**Written task:** Copy out the records precisely, omitting pictures.

start Extracted records

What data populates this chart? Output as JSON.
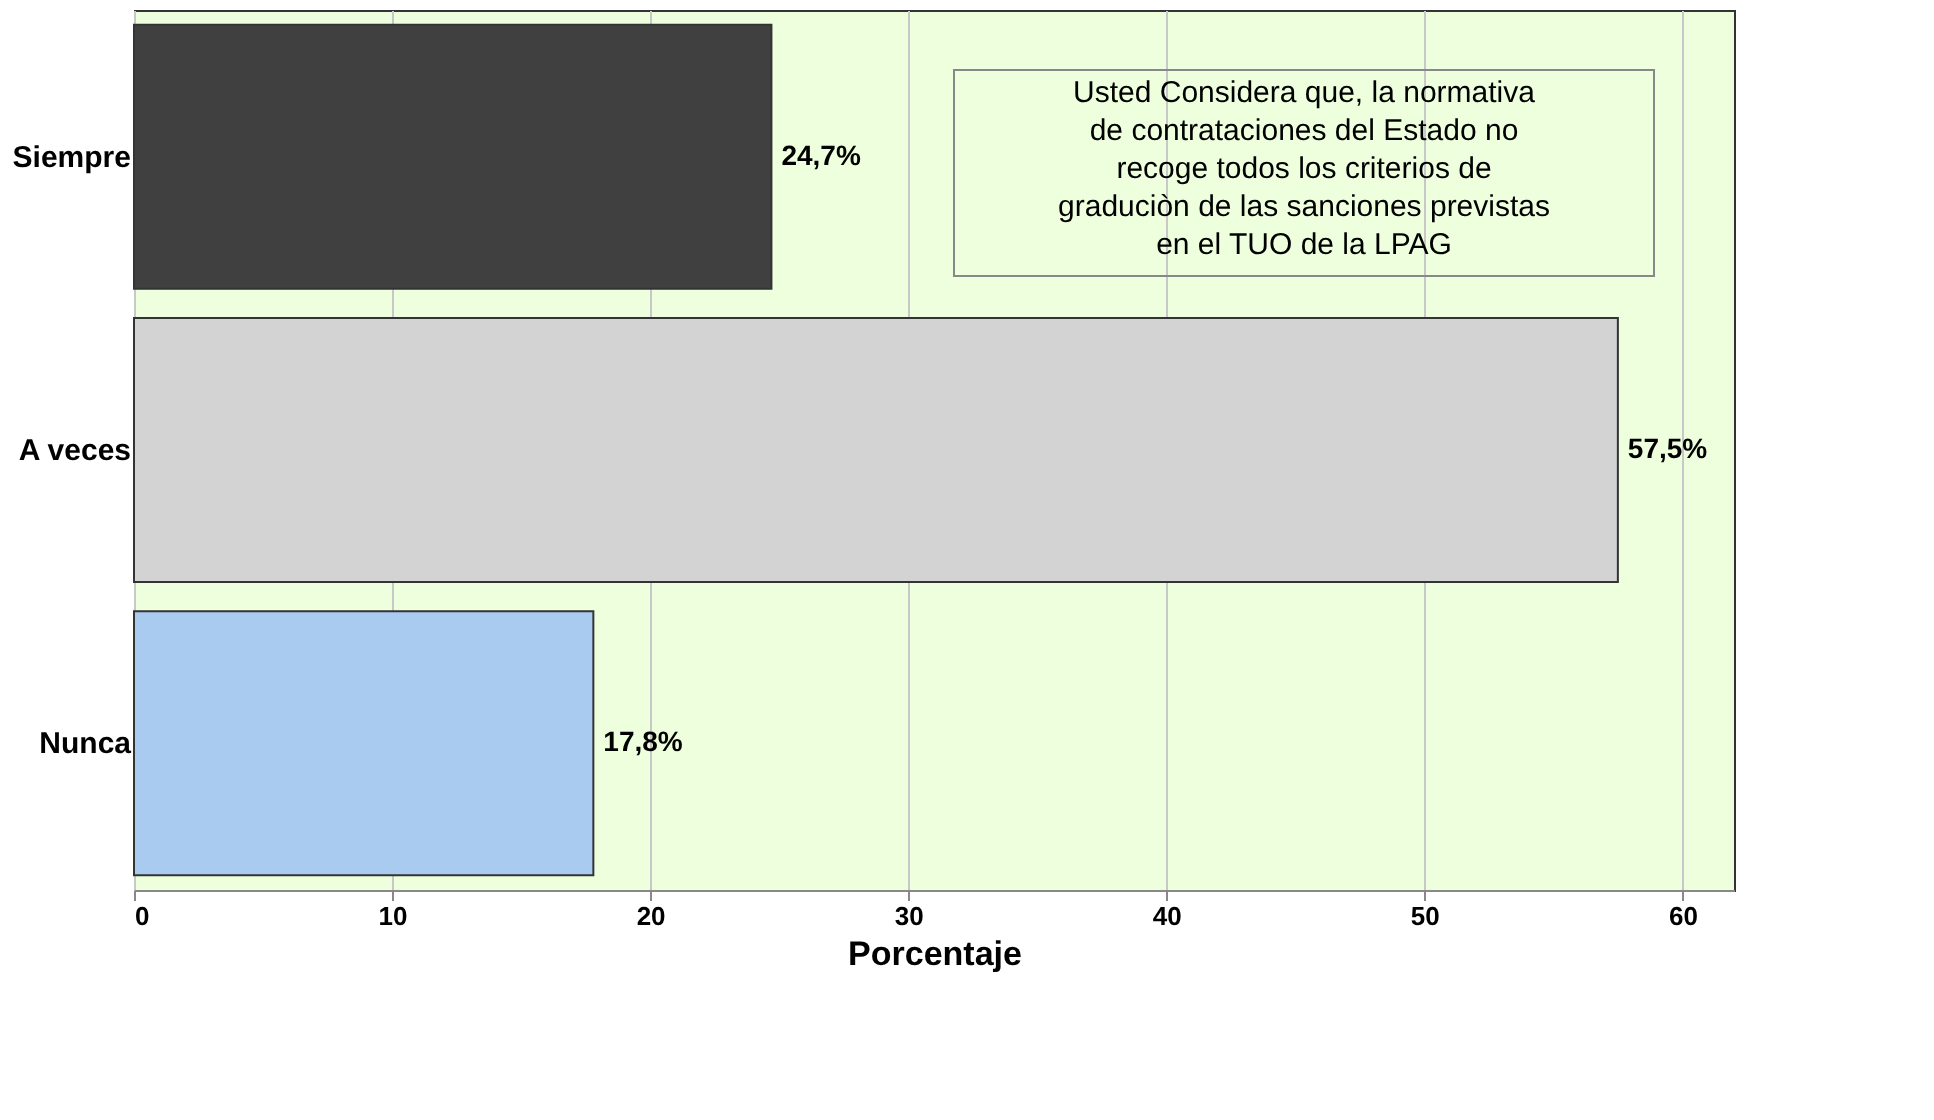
{
  "chart_data": {
    "type": "bar",
    "orientation": "horizontal",
    "xlabel": "Porcentaje",
    "categories": [
      "Siempre",
      "A veces",
      "Nunca"
    ],
    "values": [
      24.7,
      57.5,
      17.8
    ],
    "colors": [
      "#404040",
      "#d3d3d3",
      "#aacbf0"
    ],
    "value_labels": [
      "24,7%",
      "57,5%",
      "17,8%"
    ],
    "xlim": [
      0,
      62
    ],
    "xticks": [
      0,
      10,
      20,
      30,
      40,
      50,
      60
    ],
    "grid": "x",
    "annotations": [
      "Usted Considera  que, la normativa de contrataciones del Estado no recoge todos los criterios de graduciòn de las sanciones previstas en el TUO de la LPAG"
    ]
  }
}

end Extracted records

**Result for this exercise:**
What data populates this chart? Output as JSON.
{
  "chart_data": {
    "type": "bar",
    "orientation": "horizontal",
    "xlabel": "Porcentaje",
    "categories": [
      "Siempre",
      "A veces",
      "Nunca"
    ],
    "values": [
      24.7,
      57.5,
      17.8
    ],
    "colors": [
      "#404040",
      "#d3d3d3",
      "#aacbf0"
    ],
    "value_labels": [
      "24,7%",
      "57,5%",
      "17,8%"
    ],
    "xlim": [
      0,
      62
    ],
    "xticks": [
      0,
      10,
      20,
      30,
      40,
      50,
      60
    ],
    "grid": "x",
    "annotations": [
      "Usted Considera  que, la normativa de contrataciones del Estado no recoge todos los criterios de graduciòn de las sanciones previstas en el TUO de la LPAG"
    ]
  }
}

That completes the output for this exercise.